## Requirements:
Transcribe all the records with complete accuracy.

(Saved entries)
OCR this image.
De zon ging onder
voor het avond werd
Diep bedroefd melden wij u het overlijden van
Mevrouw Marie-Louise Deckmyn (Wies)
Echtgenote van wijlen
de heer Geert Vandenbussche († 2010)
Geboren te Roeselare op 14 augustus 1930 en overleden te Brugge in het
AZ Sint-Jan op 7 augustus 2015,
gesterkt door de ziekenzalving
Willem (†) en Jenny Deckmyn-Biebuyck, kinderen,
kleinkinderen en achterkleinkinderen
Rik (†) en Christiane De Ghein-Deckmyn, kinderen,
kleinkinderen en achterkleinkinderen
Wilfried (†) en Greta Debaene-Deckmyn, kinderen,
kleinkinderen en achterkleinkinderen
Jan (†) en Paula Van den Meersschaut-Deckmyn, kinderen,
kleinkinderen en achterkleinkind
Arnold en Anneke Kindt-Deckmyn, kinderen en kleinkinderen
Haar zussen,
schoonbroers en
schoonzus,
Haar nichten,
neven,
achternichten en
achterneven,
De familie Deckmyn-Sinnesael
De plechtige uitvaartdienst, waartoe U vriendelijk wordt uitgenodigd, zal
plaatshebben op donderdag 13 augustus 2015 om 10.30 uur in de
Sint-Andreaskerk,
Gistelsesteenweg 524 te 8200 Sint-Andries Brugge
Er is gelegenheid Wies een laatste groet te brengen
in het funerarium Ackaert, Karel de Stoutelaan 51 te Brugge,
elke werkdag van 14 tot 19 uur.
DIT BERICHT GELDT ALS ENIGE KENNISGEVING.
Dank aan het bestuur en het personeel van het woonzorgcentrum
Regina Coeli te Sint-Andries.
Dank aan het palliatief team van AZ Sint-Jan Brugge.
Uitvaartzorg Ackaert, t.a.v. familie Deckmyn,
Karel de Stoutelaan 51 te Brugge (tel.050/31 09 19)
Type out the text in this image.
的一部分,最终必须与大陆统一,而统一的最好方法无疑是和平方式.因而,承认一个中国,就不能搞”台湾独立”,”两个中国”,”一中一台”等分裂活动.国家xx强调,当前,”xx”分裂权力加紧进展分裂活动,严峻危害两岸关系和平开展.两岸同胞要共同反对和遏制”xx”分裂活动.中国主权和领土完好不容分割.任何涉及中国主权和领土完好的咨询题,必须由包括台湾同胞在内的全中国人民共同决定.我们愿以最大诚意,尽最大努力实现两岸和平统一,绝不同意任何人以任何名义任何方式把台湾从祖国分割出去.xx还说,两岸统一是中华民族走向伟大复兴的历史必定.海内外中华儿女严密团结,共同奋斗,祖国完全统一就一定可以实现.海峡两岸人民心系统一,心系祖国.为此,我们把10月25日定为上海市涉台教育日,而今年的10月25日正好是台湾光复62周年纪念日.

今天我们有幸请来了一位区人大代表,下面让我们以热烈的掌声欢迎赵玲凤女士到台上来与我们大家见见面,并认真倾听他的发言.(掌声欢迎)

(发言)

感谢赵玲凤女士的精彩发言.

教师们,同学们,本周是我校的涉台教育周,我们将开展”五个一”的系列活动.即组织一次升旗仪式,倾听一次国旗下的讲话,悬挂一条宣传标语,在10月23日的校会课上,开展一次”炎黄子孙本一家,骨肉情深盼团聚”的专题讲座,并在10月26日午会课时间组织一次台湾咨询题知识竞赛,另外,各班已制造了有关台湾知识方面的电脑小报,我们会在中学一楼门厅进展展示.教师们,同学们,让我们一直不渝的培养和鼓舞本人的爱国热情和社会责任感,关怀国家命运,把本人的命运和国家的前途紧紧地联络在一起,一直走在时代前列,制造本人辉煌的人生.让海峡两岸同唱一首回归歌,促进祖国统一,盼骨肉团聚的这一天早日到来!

## Solution for this task:
OCR this image.
De zon ging onder
voor het avond werd
Diep bedroefd melden wij u het overlijden van
Mevrouw Marie-Louise Deckmyn (Wies)
Echtgenote van wijlen
de heer Geert Vandenbussche († 2010)
Geboren te Roeselare op 14 augustus 1930 en overleden te Brugge in het
AZ Sint-Jan op 7 augustus 2015,
gesterkt door de ziekenzalving
Willem (†) en Jenny Deckmyn-Biebuyck, kinderen,
kleinkinderen en achterkleinkinderen
Rik (†) en Christiane De Ghein-Deckmyn, kinderen,
kleinkinderen en achterkleinkinderen
Wilfried (†) en Greta Debaene-Deckmyn, kinderen,
kleinkinderen en achterkleinkinderen
Jan (†) en Paula Van den Meersschaut-Deckmyn, kinderen,
kleinkinderen en achterkleinkind
Arnold en Anneke Kindt-Deckmyn, kinderen en kleinkinderen
Haar zussen,
schoonbroers en
schoonzus,
Haar nichten,
neven,
achternichten en
achterneven,
De familie Deckmyn-Sinnesael
De plechtige uitvaartdienst, waartoe U vriendelijk wordt uitgenodigd, zal
plaatshebben op donderdag 13 augustus 2015 om 10.30 uur in de
Sint-Andreaskerk,
Gistelsesteenweg 524 te 8200 Sint-Andries Brugge
Er is gelegenheid Wies een laatste groet te brengen
in het funerarium Ackaert, Karel de Stoutelaan 51 te Brugge,
elke werkdag van 14 tot 19 uur.
DIT BERICHT GELDT ALS ENIGE KENNISGEVING.
Dank aan het bestuur en het personeel van het woonzorgcentrum
Regina Coeli te Sint-Andries.
Dank aan het palliatief team van AZ Sint-Jan Brugge.
Uitvaartzorg Ackaert, t.a.v. familie Deckmyn,
Karel de Stoutelaan 51 te Brugge (tel.050/31 09 19)
Type out the text in this image.
的一部分,最终必须与大陆统一,而统一的最好方法无疑是和平方式.因而,承认一个中国,就不能搞”台湾独立”,”两个中国”,”一中一台”等分裂活动.国家xx强调,当前,”xx”分裂权力加紧进展分裂活动,严峻危害两岸关系和平开展.两岸同胞要共同反对和遏制”xx”分裂活动.中国主权和领土完好不容分割.任何涉及中国主权和领土完好的咨询题,必须由包括台湾同胞在内的全中国人民共同决定.我们愿以最大诚意,尽最大努力实现两岸和平统一,绝不同意任何人以任何名义任何方式把台湾从祖国分割出去.xx还说,两岸统一是中华民族走向伟大复兴的历史必定.海内外中华儿女严密团结,共同奋斗,祖国完全统一就一定可以实现.海峡两岸人民心系统一,心系祖国.为此,我们把10月25日定为上海市涉台教育日,而今年的10月25日正好是台湾光复62周年纪念日.

今天我们有幸请来了一位区人大代表,下面让我们以热烈的掌声欢迎赵玲凤女士到台上来与我们大家见见面,并认真倾听他的发言.(掌声欢迎)

(发言)

感谢赵玲凤女士的精彩发言.

教师们,同学们,本周是我校的涉台教育周,我们将开展”五个一”的系列活动.即组织一次升旗仪式,倾听一次国旗下的讲话,悬挂一条宣传标语,在10月23日的校会课上,开展一次”炎黄子孙本一家,骨肉情深盼团聚”的专题讲座,并在10月26日午会课时间组织一次台湾咨询题知识竞赛,另外,各班已制造了有关台湾知识方面的电脑小报,我们会在中学一楼门厅进展展示.教师们,同学们,让我们一直不渝的培养和鼓舞本人的爱国热情和社会责任感,关怀国家命运,把本人的命运和国家的前途紧紧地联络在一起,一直走在时代前列,制造本人辉煌的人生.让海峡两岸同唱一首回归歌,促进祖国统一,盼骨肉团聚的这一天早日到来!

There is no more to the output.